◆ WHAT IS ASKED: Tally the lines containing the word "auswählen", and report the tally alone.

━━━ MATERIAL SUPPLIED

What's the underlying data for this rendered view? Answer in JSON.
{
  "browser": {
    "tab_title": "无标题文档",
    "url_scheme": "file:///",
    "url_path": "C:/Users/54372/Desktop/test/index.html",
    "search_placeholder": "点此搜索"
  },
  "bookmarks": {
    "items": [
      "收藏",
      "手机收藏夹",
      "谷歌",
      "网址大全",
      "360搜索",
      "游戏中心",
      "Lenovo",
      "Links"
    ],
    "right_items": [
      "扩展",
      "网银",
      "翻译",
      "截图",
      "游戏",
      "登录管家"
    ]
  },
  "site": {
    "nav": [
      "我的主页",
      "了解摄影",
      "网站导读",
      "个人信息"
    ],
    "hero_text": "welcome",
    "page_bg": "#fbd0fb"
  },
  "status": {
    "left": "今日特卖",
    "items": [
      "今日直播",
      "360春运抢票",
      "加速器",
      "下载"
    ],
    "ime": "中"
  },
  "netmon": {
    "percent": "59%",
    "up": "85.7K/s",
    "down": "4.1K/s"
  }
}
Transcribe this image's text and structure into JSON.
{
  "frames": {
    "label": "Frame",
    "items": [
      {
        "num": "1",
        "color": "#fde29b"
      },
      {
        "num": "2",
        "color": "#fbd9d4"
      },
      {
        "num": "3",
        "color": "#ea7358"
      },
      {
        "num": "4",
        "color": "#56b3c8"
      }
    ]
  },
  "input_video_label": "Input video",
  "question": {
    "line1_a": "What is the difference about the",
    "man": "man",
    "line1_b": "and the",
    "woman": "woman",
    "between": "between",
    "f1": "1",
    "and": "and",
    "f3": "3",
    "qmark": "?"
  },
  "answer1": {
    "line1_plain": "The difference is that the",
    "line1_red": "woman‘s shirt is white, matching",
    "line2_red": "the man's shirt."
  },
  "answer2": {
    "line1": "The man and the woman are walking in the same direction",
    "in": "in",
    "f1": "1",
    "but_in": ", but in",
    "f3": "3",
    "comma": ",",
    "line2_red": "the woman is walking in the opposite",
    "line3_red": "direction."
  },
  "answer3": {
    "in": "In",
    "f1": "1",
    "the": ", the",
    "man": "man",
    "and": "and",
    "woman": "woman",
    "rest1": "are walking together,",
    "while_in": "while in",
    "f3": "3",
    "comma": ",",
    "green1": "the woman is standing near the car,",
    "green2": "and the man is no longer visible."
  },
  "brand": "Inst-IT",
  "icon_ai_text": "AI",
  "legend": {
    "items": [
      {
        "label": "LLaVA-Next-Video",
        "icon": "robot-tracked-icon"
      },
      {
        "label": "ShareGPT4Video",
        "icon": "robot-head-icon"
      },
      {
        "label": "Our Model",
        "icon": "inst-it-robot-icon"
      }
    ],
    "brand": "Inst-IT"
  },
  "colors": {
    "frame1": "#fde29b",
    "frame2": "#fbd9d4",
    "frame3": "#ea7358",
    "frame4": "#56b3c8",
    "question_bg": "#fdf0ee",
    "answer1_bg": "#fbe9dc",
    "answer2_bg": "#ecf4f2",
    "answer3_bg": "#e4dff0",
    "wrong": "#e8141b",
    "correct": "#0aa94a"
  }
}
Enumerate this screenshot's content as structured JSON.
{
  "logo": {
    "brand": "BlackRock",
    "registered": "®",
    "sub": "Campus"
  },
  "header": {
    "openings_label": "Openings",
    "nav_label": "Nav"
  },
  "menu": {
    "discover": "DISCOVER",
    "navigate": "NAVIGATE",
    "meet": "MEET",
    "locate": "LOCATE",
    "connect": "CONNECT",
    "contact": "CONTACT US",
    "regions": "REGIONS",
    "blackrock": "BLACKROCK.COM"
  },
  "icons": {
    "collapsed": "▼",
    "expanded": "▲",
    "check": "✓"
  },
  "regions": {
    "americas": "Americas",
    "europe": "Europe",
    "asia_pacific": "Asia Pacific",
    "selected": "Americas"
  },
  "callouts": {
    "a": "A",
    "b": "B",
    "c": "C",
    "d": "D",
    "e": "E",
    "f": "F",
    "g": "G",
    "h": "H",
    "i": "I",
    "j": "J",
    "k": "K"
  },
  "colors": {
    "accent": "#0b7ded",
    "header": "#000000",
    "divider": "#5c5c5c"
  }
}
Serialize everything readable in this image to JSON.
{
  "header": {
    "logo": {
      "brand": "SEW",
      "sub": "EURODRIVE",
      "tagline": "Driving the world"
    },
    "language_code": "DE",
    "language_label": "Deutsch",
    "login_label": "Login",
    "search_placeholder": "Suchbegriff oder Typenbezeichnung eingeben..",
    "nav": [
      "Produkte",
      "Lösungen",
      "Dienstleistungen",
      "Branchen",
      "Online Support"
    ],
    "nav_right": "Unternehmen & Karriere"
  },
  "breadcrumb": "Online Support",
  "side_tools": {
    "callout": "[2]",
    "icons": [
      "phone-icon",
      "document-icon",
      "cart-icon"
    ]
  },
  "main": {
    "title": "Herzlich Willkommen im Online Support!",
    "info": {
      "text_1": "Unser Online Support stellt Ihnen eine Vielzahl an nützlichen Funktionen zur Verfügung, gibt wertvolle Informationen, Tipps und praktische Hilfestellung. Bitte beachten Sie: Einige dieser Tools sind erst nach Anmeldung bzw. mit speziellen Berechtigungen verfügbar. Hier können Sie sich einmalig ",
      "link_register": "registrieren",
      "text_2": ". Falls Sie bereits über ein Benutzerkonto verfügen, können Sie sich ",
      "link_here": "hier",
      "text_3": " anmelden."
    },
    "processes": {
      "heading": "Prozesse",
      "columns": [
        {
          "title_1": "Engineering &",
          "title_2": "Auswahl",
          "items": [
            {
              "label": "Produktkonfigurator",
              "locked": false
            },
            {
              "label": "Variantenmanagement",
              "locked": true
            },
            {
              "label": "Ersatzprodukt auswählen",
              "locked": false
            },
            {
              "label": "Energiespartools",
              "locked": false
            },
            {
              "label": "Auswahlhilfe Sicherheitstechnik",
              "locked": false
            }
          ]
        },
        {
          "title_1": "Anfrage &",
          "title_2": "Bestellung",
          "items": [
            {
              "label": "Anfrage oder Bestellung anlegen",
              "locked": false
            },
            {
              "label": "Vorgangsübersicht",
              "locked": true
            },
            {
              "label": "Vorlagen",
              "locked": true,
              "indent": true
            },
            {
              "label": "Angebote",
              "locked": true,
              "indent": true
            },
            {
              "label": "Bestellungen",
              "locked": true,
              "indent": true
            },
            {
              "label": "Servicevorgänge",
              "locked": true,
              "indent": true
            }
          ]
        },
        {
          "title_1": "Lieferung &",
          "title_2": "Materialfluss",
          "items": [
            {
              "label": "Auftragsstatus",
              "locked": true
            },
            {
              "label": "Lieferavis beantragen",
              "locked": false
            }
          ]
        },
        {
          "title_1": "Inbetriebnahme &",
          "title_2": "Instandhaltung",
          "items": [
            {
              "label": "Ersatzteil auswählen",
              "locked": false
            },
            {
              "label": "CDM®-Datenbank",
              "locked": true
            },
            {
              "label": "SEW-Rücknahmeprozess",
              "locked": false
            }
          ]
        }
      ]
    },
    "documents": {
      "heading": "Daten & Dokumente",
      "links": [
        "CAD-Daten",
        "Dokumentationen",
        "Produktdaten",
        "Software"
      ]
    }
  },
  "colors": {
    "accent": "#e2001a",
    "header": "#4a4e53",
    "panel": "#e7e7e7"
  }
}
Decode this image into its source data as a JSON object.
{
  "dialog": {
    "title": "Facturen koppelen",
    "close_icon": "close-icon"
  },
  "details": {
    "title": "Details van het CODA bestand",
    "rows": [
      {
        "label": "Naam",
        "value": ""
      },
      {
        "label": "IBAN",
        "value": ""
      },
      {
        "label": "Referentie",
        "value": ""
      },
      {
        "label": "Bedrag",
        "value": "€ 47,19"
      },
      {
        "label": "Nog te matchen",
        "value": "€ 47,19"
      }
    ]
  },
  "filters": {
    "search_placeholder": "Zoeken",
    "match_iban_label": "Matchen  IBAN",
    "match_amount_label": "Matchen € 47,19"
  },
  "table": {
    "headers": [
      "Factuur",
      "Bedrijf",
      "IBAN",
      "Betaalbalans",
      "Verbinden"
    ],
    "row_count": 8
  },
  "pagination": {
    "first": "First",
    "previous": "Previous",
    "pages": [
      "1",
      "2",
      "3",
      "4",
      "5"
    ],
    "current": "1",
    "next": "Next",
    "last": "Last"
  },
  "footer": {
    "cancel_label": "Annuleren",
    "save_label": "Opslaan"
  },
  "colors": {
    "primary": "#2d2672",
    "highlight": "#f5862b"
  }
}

━━━━━━

◆ RESULT: 2